-------- STORED ROWS
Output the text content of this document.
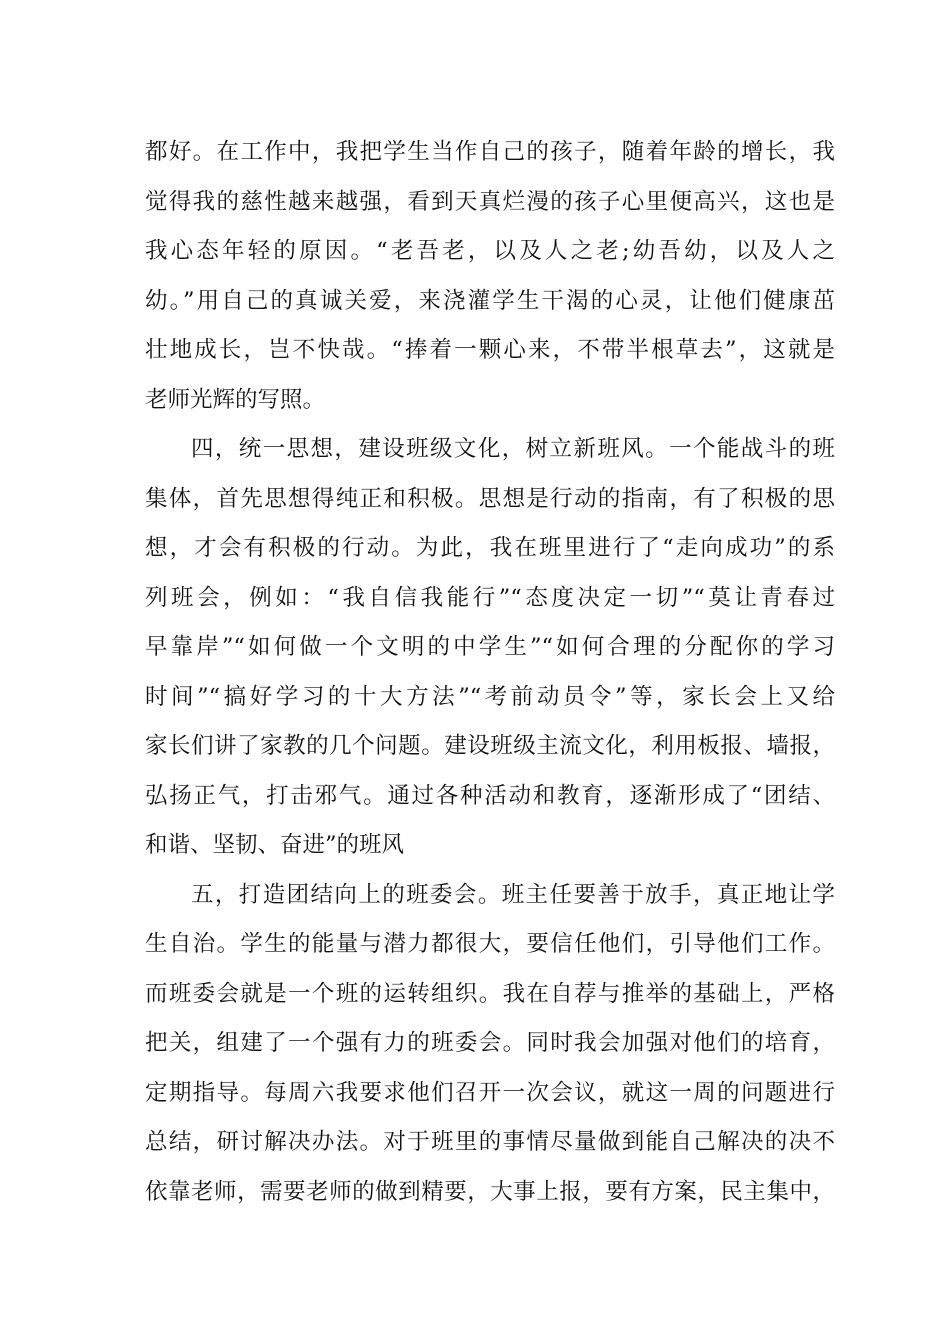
都好。在工作中，我把学生当作自己的孩子，随着年龄的增长，我
觉得我的慈性越来越强，看到天真烂漫的孩子心里便高兴，这也是
我心态年轻的原因。“老吾老，以及人之老;幼吾幼，以及人之
幼。”用自己的真诚关爱，来浇灌学生干渴的心灵，让他们健康茁
壮地成长，岂不快哉。“捧着一颗心来，不带半根草去”，这就是
老师光辉的写照。
四，统一思想，建设班级文化，树立新班风。一个能战斗的班
集体，首先思想得纯正和积极。思想是行动的指南，有了积极的思
想，才会有积极的行动。为此，我在班里进行了“走向成功”的系
列班会，例如：“我自信我能行”“态度决定一切”“莫让青春过
早靠岸”“如何做一个文明的中学生”“如何合理的分配你的学习
时间”“搞好学习的十大方法”“考前动员令”等，家长会上又给
家长们讲了家教的几个问题。建设班级主流文化，利用板报、墙报，
弘扬正气，打击邪气。通过各种活动和教育，逐渐形成了“团结、
和谐、坚韧、奋进”的班风
五，打造团结向上的班委会。班主任要善于放手，真正地让学
生自治。学生的能量与潜力都很大，要信任他们，引导他们工作。
而班委会就是一个班的运转组织。我在自荐与推举的基础上，严格
把关，组建了一个强有力的班委会。同时我会加强对他们的培育，
定期指导。每周六我要求他们召开一次会议，就这一周的问题进行
总结，研讨解决办法。对于班里的事情尽量做到能自己解决的决不
依靠老师，需要老师的做到精要，大事上报，要有方案，民主集中，
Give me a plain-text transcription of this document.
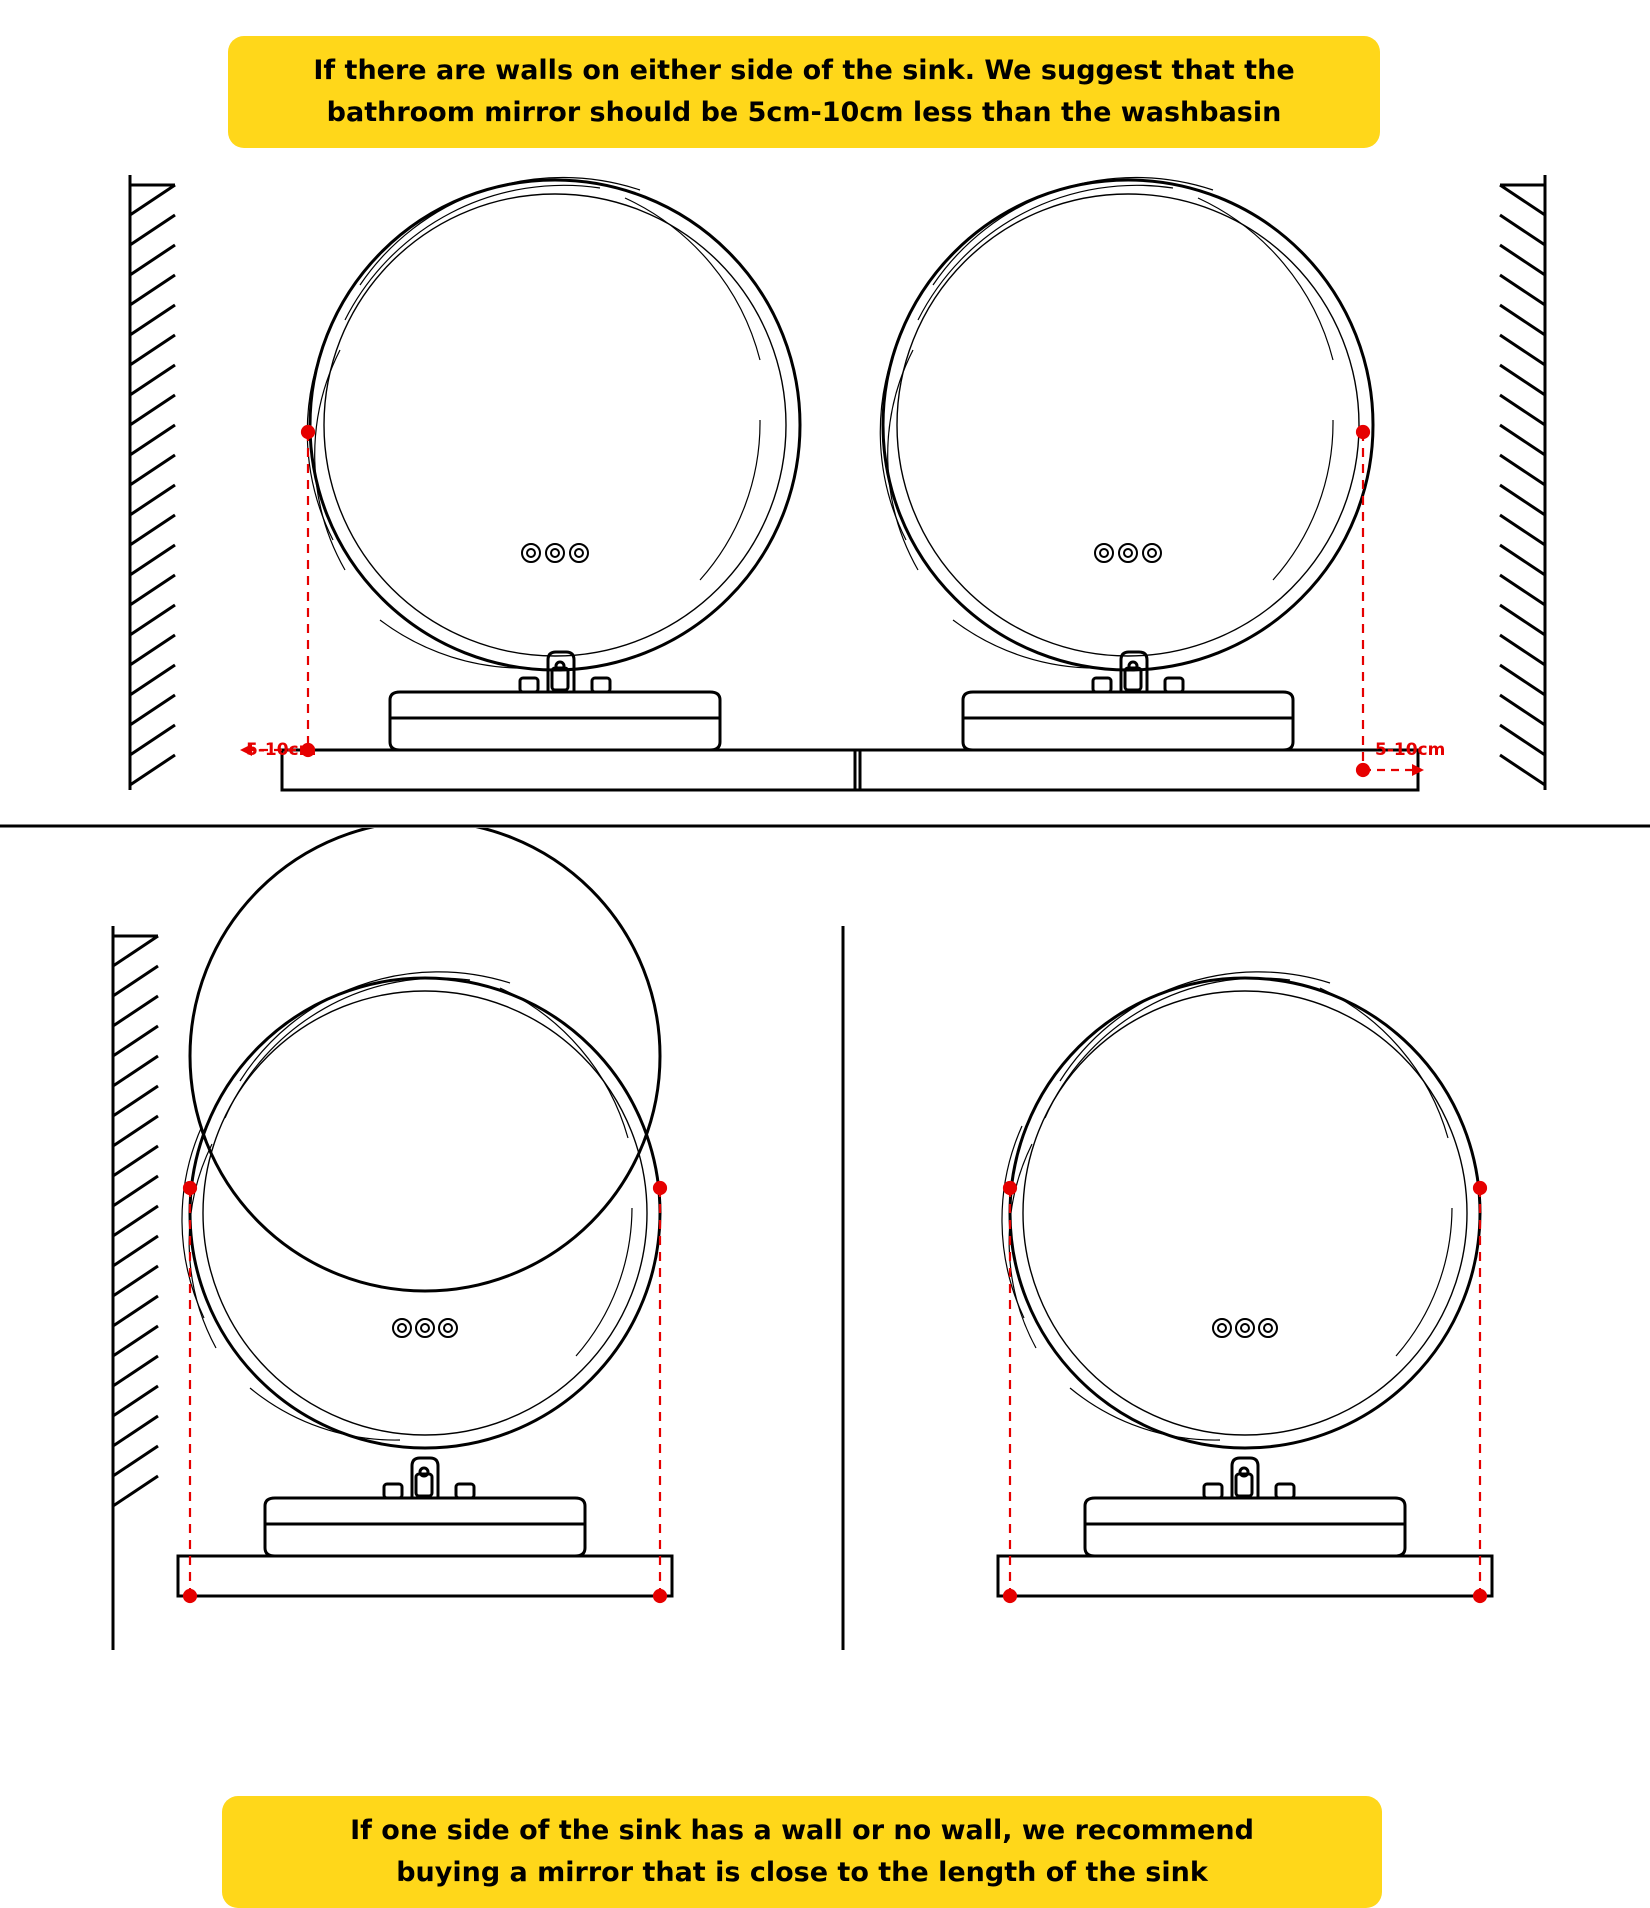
If there are walls on either side of the sink. We suggest that the
bathroom mirror should be 5cm-10cm less than the washbasin
5-10cm	5-10cm
If one side of the sink has a wall or no wall, we recommend
buying a mirror that is close to the length of the sink
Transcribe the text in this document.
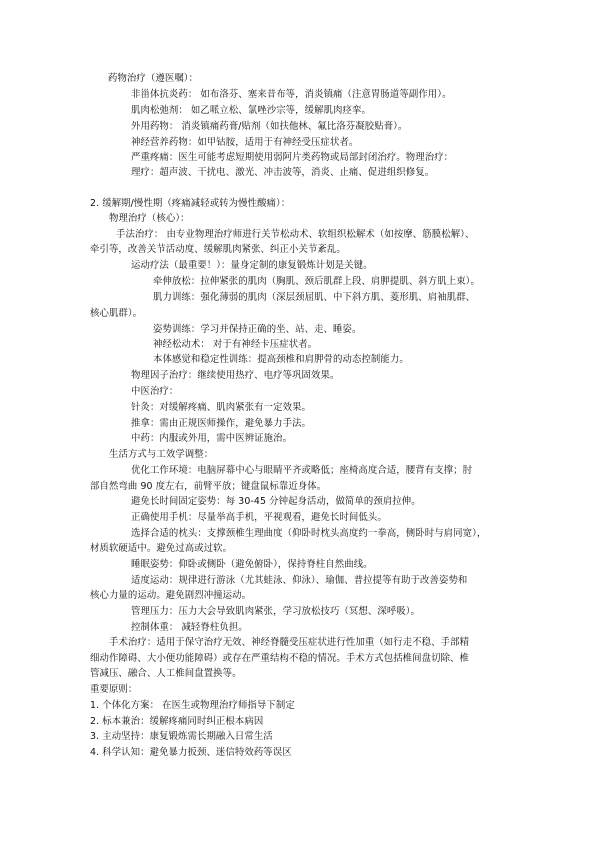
药物治疗（遵医嘱）：
非甾体抗炎药： 如布洛芬、塞来昔布等，消炎镇痛（注意胃肠道等副作用）。
肌肉松弛剂： 如乙哌立松、氯唑沙宗等，缓解肌肉痉挛。
外用药物： 消炎镇痛药膏/贴剂（如扶他林、氟比洛芬凝胶贴膏）。
神经营养药物：如甲钴胺，适用于有神经受压症状者。
严重疼痛：医生可能考虑短期使用弱阿片类药物或局部封闭治疗。物理治疗：
理疗：超声波、干扰电、激光、冲击波等，消炎、止痛、促进组织修复。
2. 缓解期/慢性期（疼痛减轻或转为慢性酸痛）：
物理治疗（核心）：
手法治疗： 由专业物理治疗师进行关节松动术、软组织松解术（如按摩、筋膜松解）、
牵引等，改善关节活动度、缓解肌肉紧张、纠正小关节紊乱。
运动疗法（最重要！）：量身定制的康复锻炼计划是关键。
牵伸放松：拉伸紧张的肌肉（胸肌、颈后肌群上段、肩胛提肌、斜方肌上束）。
肌力训练：强化薄弱的肌肉（深层颈屈肌、中下斜方肌、菱形肌、肩袖肌群、
核心肌群）。
姿势训练：学习并保持正确的坐、站、走、睡姿。
神经松动术： 对于有神经卡压症状者。
本体感觉和稳定性训练：提高颈椎和肩胛骨的动态控制能力。
物理因子治疗：继续使用热疗、电疗等巩固效果。
中医治疗：
针灸：对缓解疼痛、肌肉紧张有一定效果。
推拿：需由正规医师操作，避免暴力手法。
中药：内服或外用，需中医辨证施治。
生活方式与工效学调整：
优化工作环境：电脑屏幕中心与眼睛平齐或略低；座椅高度合适，腰背有支撑；肘
部自然弯曲 90 度左右，前臂平放；键盘鼠标靠近身体。
避免长时间固定姿势：每 30-45 分钟起身活动，做简单的颈肩拉伸。
正确使用手机：尽量举高手机，平视观看，避免长时间低头。
选择合适的枕头：支撑颈椎生理曲度（仰卧时枕头高度约一拳高，侧卧时与肩同宽），
材质软硬适中。避免过高或过软。
睡眠姿势：仰卧或侧卧（避免俯卧），保持脊柱自然曲线。
适度运动：规律进行游泳（尤其蛙泳、仰泳）、瑜伽、普拉提等有助于改善姿势和
核心力量的运动。避免剧烈冲撞运动。
管理压力：压力大会导致肌肉紧张，学习放松技巧（冥想、深呼吸）。
控制体重： 减轻脊柱负担。
手术治疗：适用于保守治疗无效、神经脊髓受压症状进行性加重（如行走不稳、手部精
细动作障碍、大小便功能障碍）或存在严重结构不稳的情况。手术方式包括椎间盘切除、椎
管减压、融合、人工椎间盘置换等。
重要原则：
1. 个体化方案： 在医生或物理治疗师指导下制定
2. 标本兼治：缓解疼痛同时纠正根本病因
3. 主动坚持：康复锻炼需长期融入日常生活
4. 科学认知：避免暴力扳颈、迷信特效药等误区
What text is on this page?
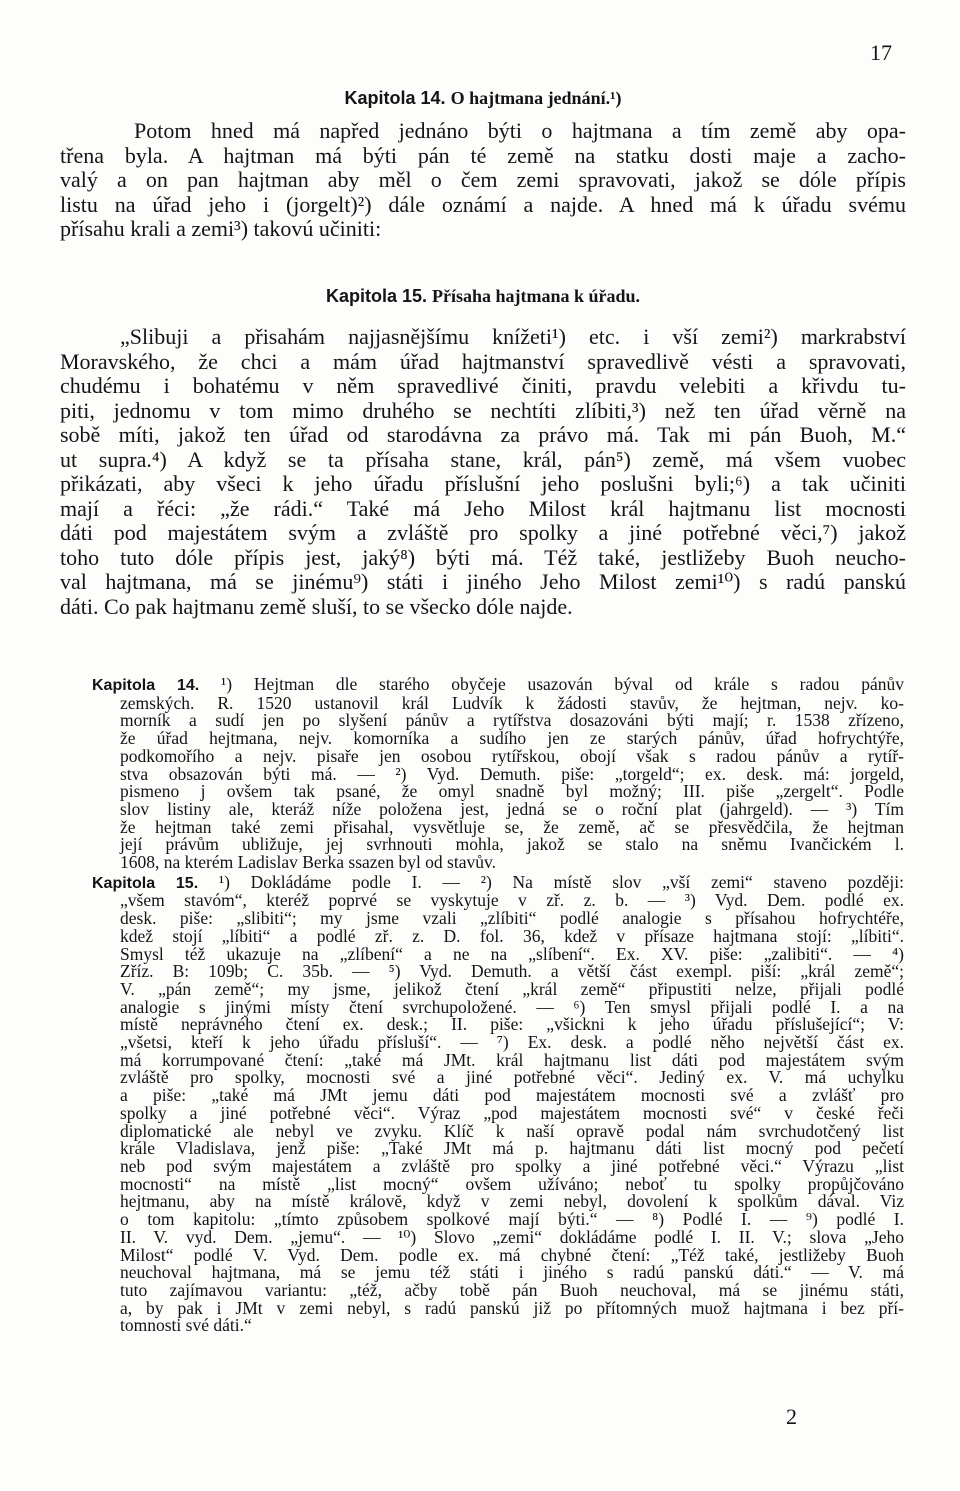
17
Kapitola 14. O hajtmana jednání.¹)

Potom hned má napřed jednáno býti o hajtmana a tím země aby opa-
třena byla. A hajtman má býti pán té země na statku dosti maje a zacho-
valý a on pan hajtman aby měl o čem zemi spravovati, jakož se dóle přípis
listu na úřad jeho i (jorgelt)²) dále oznámí a najde. A hned má k úřadu svému
přísahu krali a zemi³) takovú učiniti:

Kapitola 15. Přísaha hajtmana k úřadu.

„Slibuji a přisahám najjasnějšímu knížeti¹) etc. i vší zemi²) markrabství
Moravského, že chci a mám úřad hajtmanství spravedlivě vésti a spravovati,
chudému i bohatému v něm spravedlivé činiti, pravdu velebiti a křivdu tu-
piti, jednomu v tom mimo druhého se nechtíti zlíbiti,³) než ten úřad věrně na
sobě míti, jakož ten úřad od starodávna za právo má. Tak mi pán Buoh, M.“
ut supra.⁴) A když se ta přísaha stane, král, pán⁵) země, má všem vuobec
přikázati, aby všeci k jeho úřadu příslušní jeho poslušni byli;⁶) a tak učiniti
mají a řéci: „že rádi.“ Také má Jeho Milost král hajtmanu list mocnosti
dáti pod majestátem svým a zvláště pro spolky a jiné potřebné věci,⁷) jakož
toho tuto dóle přípis jest, jaký⁸) býti má. Též také, jestližeby Buoh neucho-
val hajtmana, má se jinému⁹) státi i jiného Jeho Milost zemi¹⁰) s radú panskú
dáti. Co pak hajtmanu země sluší, to se všecko dóle najde.

Kapitola 14. ¹) Hejtman dle starého obyčeje usazován býval od krále s radou pánův
zemských. R. 1520 ustanovil král Ludvík k žádosti stavův, že hejtman, nejv. ko-
morník a sudí jen po slyšení pánův a rytířstva dosazováni býti mají; r. 1538 zřízeno,
že úřad hejtmana, nejv. komorníka a sudího jen ze starých pánův, úřad hofrychtýře,
podkomořího a nejv. pisaře jen osobou rytířskou, obojí však s radou pánův a rytíř-
stva obsazován býti má. — ²) Vyd. Demuth. piše: „torgeld“; ex. desk. má: jorgeld,
pismeno j ovšem tak psané, že omyl snadně byl možný; III. piše „zergelt“. Podle
slov listiny ale, kteráž níže položena jest, jedná se o roční plat (jahrgeld). — ³) Tím
že hejtman také zemi přisahal, vysvětluje se, že země, ač se přesvědčila, že hejtman
její právům ubližuje, jej svrhnouti mohla, jakož se stalo na sněmu Ivančickém l.
1608, na kterém Ladislav Berka ssazen byl od stavův.

Kapitola 15. ¹) Dokládáme podle I. — ²) Na místě slov „vší zemi“ staveno později:
„všem stavóm“, kteréž poprvé se vyskytuje v zř. z. b. — ³) Vyd. Dem. podlé ex.
desk. piše: „slibiti“; my jsme vzali „zlíbiti“ podlé analogie s přísahou hofrychtéře,
kdež stojí „líbiti“ a podlé zř. z. D. fol. 36, kdež v přísaze hajtmana stojí: „líbiti“.
Smysl též ukazuje na „zlíbení“ a ne na „slíbení“. Ex. XV. piše: „zalibiti“. — ⁴)
Zříz. B: 109b; C. 35b. — ⁵) Vyd. Demuth. a větší část exempl. piší: „král země“;
V. „pán země“; my jsme, jelikož čtení „král země“ připustiti nelze, přijali podlé
analogie s jinými místy čtení svrchupoložené. — ⁶) Ten smysl přijali podlé I. a na
místě neprávného čtení ex. desk.; II. piše: „všickni k jeho úřadu příslušející“; V:
„všetsi, kteří k jeho úřadu přísluší“. — ⁷) Ex. desk. a podlé něho největší část ex.
má korrumpované čtení: „také má JMt. král hajtmanu list dáti pod majestátem svým
zvláště pro spolky, mocnosti své a jiné potřebné věci“. Jediný ex. V. má uchylku
a piše: „také má JMt jemu dáti pod majestátem mocnosti své a zvlášť pro
spolky a jiné potřebné věci“. Výraz „pod majestátem mocnosti své“ v české řeči
diplomatické ale nebyl ve zvyku. Klíč k naší opravě podal nám svrchudotčený list
krále Vladislava, jenž piše: „Také JMt má p. hajtmanu dáti list mocný pod pečetí
neb pod svým majestátem a zvláště pro spolky a jiné potřebné věci.“ Výrazu „list
mocnosti“ na místě „list mocný“ ovšem užíváno; neboť tu spolky propůjčováno
hejtmanu, aby na místě královĕ, když v zemi nebyl, dovolení k spolkům dával. Viz
o tom kapitolu: „tímto způsobem spolkové mají býti.“ — ⁸) Podlé I. — ⁹) podlé I.
II. V. vyd. Dem. „jemu“. — ¹⁰) Slovo „zemi“ dokládáme podlé I. II. V.; slova „Jeho
Milost“ podlé V. Vyd. Dem. podle ex. má chybné čtení: „Též také, jestližeby Buoh
neuchoval hajtmana, má se jemu též státi i jiného s radú panskú dáti.“ — V. má
tuto zajímavou variantu: „též, ačby tobě pán Buoh neuchoval, má se jinému státi,
a, by pak i JMt v zemi nebyl, s radú panskú již po přítomných muož hajtmana i bez pří-
tomnosti své dáti.“

2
----------------
§ TASK DESCRIPTION:
Select every line in the records above that contains the word "jiného".

§ EXERCISE OUTPUT:
val hajtmana, má se jinému⁹) státi i jiného Jeho Milost zemi¹⁰) s radú panskú
neuchoval hajtmana, má se jemu též státi i jiného s radú panskú dáti.“ — V. má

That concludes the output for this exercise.